Work to do: State the number of lines that hold the string "száma", with nothing added.

Data extract:
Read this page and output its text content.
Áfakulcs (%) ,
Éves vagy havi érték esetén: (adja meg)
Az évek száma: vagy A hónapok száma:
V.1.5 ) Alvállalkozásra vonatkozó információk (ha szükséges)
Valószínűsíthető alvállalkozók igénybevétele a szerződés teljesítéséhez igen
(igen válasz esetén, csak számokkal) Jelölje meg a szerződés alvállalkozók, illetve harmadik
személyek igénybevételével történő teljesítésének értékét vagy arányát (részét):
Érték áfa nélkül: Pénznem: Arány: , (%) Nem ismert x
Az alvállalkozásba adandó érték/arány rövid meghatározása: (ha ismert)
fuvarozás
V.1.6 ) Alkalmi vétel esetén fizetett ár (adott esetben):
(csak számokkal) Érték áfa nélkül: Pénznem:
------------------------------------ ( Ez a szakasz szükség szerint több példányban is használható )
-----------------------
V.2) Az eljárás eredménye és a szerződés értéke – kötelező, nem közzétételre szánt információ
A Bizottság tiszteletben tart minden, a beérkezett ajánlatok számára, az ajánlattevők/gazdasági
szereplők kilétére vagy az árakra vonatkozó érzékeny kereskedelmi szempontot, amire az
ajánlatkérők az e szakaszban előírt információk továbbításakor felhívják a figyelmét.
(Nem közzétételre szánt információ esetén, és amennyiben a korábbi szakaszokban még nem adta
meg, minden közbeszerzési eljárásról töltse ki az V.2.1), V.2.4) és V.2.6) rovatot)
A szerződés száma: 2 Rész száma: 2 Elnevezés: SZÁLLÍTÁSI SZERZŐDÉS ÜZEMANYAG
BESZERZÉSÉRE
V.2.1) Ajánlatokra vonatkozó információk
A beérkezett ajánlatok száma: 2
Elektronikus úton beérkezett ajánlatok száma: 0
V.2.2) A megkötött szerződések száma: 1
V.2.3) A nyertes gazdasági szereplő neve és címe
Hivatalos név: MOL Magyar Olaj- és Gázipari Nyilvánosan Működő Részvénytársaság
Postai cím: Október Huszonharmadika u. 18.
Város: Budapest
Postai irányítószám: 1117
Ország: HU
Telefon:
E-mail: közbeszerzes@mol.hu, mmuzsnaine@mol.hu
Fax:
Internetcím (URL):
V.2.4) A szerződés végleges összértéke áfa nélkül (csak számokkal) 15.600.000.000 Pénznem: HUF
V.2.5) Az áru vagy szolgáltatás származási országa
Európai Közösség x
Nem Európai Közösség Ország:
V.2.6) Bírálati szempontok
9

Solution for this exercise: 5